_Written exercise_: Extract every line below and reproduce it character for character, omitting the pictures.

_Task material_:
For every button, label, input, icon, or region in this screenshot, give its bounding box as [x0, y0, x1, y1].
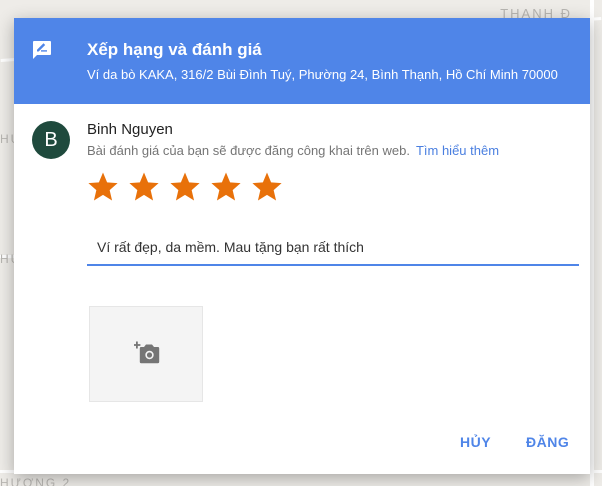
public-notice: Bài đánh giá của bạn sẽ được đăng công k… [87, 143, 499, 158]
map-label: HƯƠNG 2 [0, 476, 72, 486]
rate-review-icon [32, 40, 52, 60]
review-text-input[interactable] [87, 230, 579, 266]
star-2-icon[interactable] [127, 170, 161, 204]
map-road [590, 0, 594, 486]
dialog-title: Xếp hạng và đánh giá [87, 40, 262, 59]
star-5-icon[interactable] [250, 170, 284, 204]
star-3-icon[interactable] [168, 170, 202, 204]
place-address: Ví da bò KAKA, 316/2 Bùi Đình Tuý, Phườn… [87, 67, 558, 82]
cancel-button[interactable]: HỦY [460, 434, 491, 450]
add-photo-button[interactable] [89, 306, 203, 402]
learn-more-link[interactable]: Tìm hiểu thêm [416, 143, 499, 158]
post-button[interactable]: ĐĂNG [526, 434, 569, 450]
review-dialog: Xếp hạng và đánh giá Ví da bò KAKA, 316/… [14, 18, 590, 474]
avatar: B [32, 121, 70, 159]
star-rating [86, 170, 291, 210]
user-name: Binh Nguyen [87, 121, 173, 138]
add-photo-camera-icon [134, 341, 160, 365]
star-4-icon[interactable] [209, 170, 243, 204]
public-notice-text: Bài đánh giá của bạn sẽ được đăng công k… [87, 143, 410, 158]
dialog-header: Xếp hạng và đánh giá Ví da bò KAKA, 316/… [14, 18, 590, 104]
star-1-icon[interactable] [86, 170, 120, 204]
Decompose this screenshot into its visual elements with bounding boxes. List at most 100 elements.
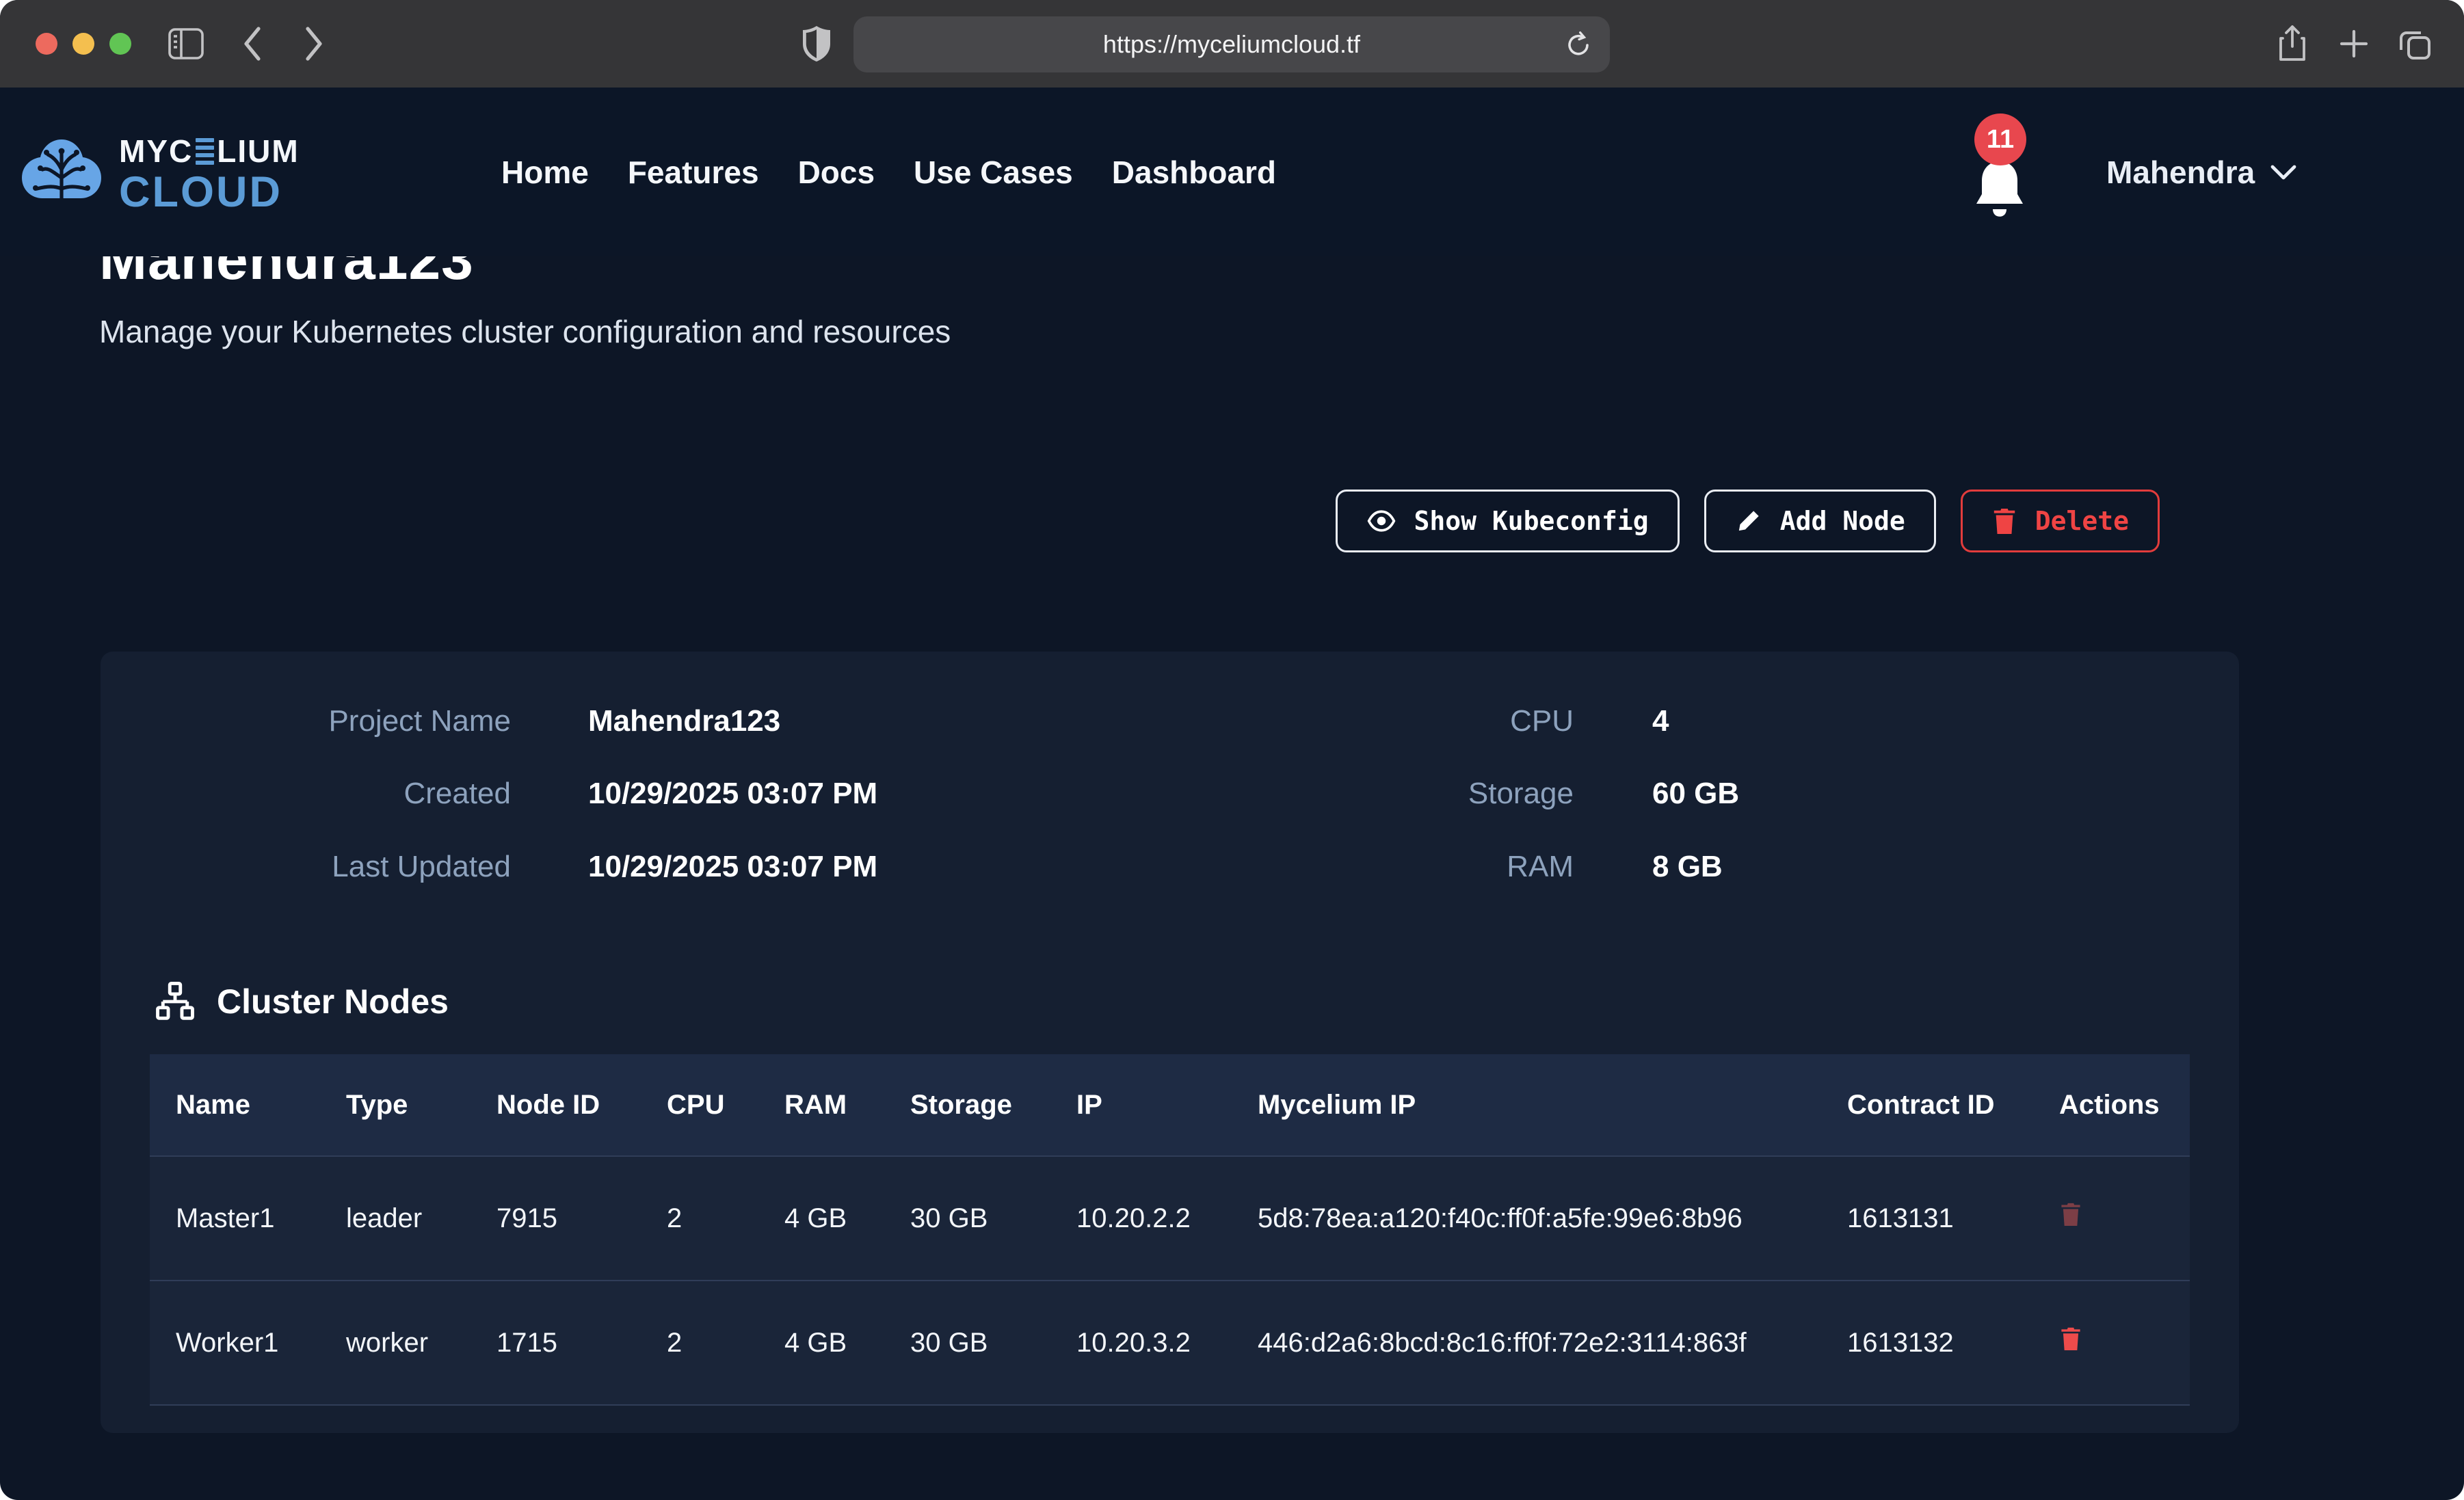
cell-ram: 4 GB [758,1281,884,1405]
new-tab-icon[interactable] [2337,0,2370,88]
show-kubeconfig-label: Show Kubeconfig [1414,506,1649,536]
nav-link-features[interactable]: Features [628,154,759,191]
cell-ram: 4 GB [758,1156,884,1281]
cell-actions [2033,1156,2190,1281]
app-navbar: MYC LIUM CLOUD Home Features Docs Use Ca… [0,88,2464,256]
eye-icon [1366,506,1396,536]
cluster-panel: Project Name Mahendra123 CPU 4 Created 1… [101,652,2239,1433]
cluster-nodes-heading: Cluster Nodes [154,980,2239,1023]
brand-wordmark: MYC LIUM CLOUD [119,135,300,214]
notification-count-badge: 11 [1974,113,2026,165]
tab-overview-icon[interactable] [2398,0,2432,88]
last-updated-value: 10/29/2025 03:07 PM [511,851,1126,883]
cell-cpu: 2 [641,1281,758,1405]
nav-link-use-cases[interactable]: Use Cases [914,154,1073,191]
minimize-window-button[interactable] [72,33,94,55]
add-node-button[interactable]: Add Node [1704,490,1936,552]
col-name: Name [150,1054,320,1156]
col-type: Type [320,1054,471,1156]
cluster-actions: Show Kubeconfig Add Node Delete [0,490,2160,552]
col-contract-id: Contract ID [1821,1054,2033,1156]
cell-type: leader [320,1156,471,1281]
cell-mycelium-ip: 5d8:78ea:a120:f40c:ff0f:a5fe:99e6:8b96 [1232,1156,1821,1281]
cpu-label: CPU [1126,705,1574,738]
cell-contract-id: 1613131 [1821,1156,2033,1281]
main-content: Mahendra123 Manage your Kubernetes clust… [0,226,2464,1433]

_Answer to the exercise_:
For every button, label, input, icon, or region in this screenshot, give its bounding box as [x0, y0, x1, y1].
public-notice: Bài đánh giá của bạn sẽ được đăng công k… [87, 143, 499, 158]
map-label: HƯƠNG 2 [0, 476, 72, 486]
rate-review-icon [32, 40, 52, 60]
review-text-input[interactable] [87, 230, 579, 266]
star-2-icon[interactable] [127, 170, 161, 204]
map-road [590, 0, 594, 486]
dialog-title: Xếp hạng và đánh giá [87, 40, 262, 59]
star-5-icon[interactable] [250, 170, 284, 204]
star-3-icon[interactable] [168, 170, 202, 204]
place-address: Ví da bò KAKA, 316/2 Bùi Đình Tuý, Phườn… [87, 67, 558, 82]
cancel-button[interactable]: HỦY [460, 434, 491, 450]
add-photo-button[interactable] [89, 306, 203, 402]
learn-more-link[interactable]: Tìm hiểu thêm [416, 143, 499, 158]
post-button[interactable]: ĐĂNG [526, 434, 569, 450]
review-dialog: Xếp hạng và đánh giá Ví da bò KAKA, 316/… [14, 18, 590, 474]
avatar: B [32, 121, 70, 159]
star-rating [86, 170, 291, 210]
user-name: Binh Nguyen [87, 121, 173, 138]
add-photo-camera-icon [134, 341, 160, 365]
star-4-icon[interactable] [209, 170, 243, 204]
public-notice-text: Bài đánh giá của bạn sẽ được đăng công k… [87, 143, 410, 158]
dialog-header: Xếp hạng và đánh giá Ví da bò KAKA, 316/… [14, 18, 590, 104]
star-1-icon[interactable] [86, 170, 120, 204]
Decompose this screenshot into its visual elements with bounding boxes. List at most 100 elements.
cell-ram: 4 GB [758,1281,884,1405]
new-tab-icon[interactable] [2337,0,2370,88]
show-kubeconfig-label: Show Kubeconfig [1414,506,1649,536]
nav-link-features[interactable]: Features [628,154,759,191]
cell-ram: 4 GB [758,1156,884,1281]
cell-actions [2033,1156,2190,1281]
app-navbar: MYC LIUM CLOUD Home Features Docs Use Ca… [0,88,2464,256]
eye-icon [1366,506,1396,536]
cluster-panel: Project Name Mahendra123 CPU 4 Created 1… [101,652,2239,1433]
cluster-nodes-heading: Cluster Nodes [154,980,2239,1023]
brand-wordmark: MYC LIUM CLOUD [119,135,300,214]
notification-count-badge: 11 [1974,113,2026,165]
tab-overview-icon[interactable] [2398,0,2432,88]
last-updated-value: 10/29/2025 03:07 PM [511,851,1126,883]
cell-cpu: 2 [641,1281,758,1405]
nav-link-use-cases[interactable]: Use Cases [914,154,1073,191]
minimize-window-button[interactable] [72,33,94,55]
add-node-button[interactable]: Add Node [1704,490,1936,552]
col-name: Name [150,1054,320,1156]
col-type: Type [320,1054,471,1156]
cluster-actions: Show Kubeconfig Add Node Delete [0,490,2160,552]
col-contract-id: Contract ID [1821,1054,2033,1156]
cell-type: leader [320,1156,471,1281]
cell-mycelium-ip: 5d8:78ea:a120:f40c:ff0f:a5fe:99e6:8b96 [1232,1156,1821,1281]
cpu-label: CPU [1126,705,1574,738]
cell-contract-id: 1613131 [1821,1156,2033,1281]
main-content: Mahendra123 Manage your Kubernetes clust… [0,226,2464,1433]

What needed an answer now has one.